[Source records]
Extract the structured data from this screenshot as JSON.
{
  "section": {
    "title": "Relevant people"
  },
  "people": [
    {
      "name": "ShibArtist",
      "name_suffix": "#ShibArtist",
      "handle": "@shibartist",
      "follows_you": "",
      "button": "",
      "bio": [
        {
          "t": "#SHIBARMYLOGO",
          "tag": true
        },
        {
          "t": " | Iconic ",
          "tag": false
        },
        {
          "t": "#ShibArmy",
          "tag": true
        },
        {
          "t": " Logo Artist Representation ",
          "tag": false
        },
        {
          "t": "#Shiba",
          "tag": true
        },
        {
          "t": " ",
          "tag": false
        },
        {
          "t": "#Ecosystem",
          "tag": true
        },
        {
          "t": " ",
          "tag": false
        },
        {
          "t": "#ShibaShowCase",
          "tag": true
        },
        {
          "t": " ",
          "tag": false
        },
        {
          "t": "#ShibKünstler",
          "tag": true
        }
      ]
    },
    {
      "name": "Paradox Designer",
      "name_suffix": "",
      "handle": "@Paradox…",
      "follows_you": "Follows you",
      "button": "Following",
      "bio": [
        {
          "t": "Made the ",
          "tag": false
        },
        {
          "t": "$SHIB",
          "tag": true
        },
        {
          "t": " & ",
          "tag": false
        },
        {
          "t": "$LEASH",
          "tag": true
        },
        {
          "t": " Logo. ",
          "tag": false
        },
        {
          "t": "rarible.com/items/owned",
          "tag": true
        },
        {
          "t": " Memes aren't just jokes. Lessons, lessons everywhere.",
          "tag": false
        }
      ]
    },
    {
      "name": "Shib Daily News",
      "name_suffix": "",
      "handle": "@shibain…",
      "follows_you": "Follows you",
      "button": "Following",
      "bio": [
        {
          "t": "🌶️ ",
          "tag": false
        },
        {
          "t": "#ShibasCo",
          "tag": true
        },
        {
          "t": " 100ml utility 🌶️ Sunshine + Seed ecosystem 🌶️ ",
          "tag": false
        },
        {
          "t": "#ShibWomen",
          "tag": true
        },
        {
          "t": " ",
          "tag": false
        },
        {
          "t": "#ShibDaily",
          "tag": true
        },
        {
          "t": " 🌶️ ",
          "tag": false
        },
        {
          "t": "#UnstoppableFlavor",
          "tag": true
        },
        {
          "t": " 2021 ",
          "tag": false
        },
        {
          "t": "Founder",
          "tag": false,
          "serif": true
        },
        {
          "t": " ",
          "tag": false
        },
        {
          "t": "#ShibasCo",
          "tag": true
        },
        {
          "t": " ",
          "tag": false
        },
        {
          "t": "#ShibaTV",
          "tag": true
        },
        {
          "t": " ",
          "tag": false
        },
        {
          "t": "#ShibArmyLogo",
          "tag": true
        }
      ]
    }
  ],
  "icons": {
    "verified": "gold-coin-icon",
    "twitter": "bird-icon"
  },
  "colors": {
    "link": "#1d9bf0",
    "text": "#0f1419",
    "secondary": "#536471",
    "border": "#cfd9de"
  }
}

TASK DETAILS: Extract all of the data above without altering anything.

RIGHT ANSWER:
Extract the structured data from this screenshot as JSON.
{
  "section": {
    "title": "Relevant people"
  },
  "people": [
    {
      "name": "ShibArtist",
      "name_suffix": "#ShibArtist",
      "handle": "@shibartist",
      "follows_you": "",
      "button": "",
      "bio": [
        {
          "t": "#SHIBARMYLOGO",
          "tag": true
        },
        {
          "t": " | Iconic ",
          "tag": false
        },
        {
          "t": "#ShibArmy",
          "tag": true
        },
        {
          "t": " Logo Artist Representation ",
          "tag": false
        },
        {
          "t": "#Shiba",
          "tag": true
        },
        {
          "t": " ",
          "tag": false
        },
        {
          "t": "#Ecosystem",
          "tag": true
        },
        {
          "t": " ",
          "tag": false
        },
        {
          "t": "#ShibaShowCase",
          "tag": true
        },
        {
          "t": " ",
          "tag": false
        },
        {
          "t": "#ShibKünstler",
          "tag": true
        }
      ]
    },
    {
      "name": "Paradox Designer",
      "name_suffix": "",
      "handle": "@Paradox…",
      "follows_you": "Follows you",
      "button": "Following",
      "bio": [
        {
          "t": "Made the ",
          "tag": false
        },
        {
          "t": "$SHIB",
          "tag": true
        },
        {
          "t": " & ",
          "tag": false
        },
        {
          "t": "$LEASH",
          "tag": true
        },
        {
          "t": " Logo. ",
          "tag": false
        },
        {
          "t": "rarible.com/items/owned",
          "tag": true
        },
        {
          "t": " Memes aren't just jokes. Lessons, lessons everywhere.",
          "tag": false
        }
      ]
    },
    {
      "name": "Shib Daily News",
      "name_suffix": "",
      "handle": "@shibain…",
      "follows_you": "Follows you",
      "button": "Following",
      "bio": [
        {
          "t": "🌶️ ",
          "tag": false
        },
        {
          "t": "#ShibasCo",
          "tag": true
        },
        {
          "t": " 100ml utility 🌶️ Sunshine + Seed ecosystem 🌶️ ",
          "tag": false
        },
        {
          "t": "#ShibWomen",
          "tag": true
        },
        {
          "t": " ",
          "tag": false
        },
        {
          "t": "#ShibDaily",
          "tag": true
        },
        {
          "t": " 🌶️ ",
          "tag": false
        },
        {
          "t": "#UnstoppableFlavor",
          "tag": true
        },
        {
          "t": " 2021 ",
          "tag": false
        },
        {
          "t": "Founder",
          "tag": false,
          "serif": true
        },
        {
          "t": " ",
          "tag": false
        },
        {
          "t": "#ShibasCo",
          "tag": true
        },
        {
          "t": " ",
          "tag": false
        },
        {
          "t": "#ShibaTV",
          "tag": true
        },
        {
          "t": " ",
          "tag": false
        },
        {
          "t": "#ShibArmyLogo",
          "tag": true
        }
      ]
    }
  ],
  "icons": {
    "verified": "gold-coin-icon",
    "twitter": "bird-icon"
  },
  "colors": {
    "link": "#1d9bf0",
    "text": "#0f1419",
    "secondary": "#536471",
    "border": "#cfd9de"
  }
}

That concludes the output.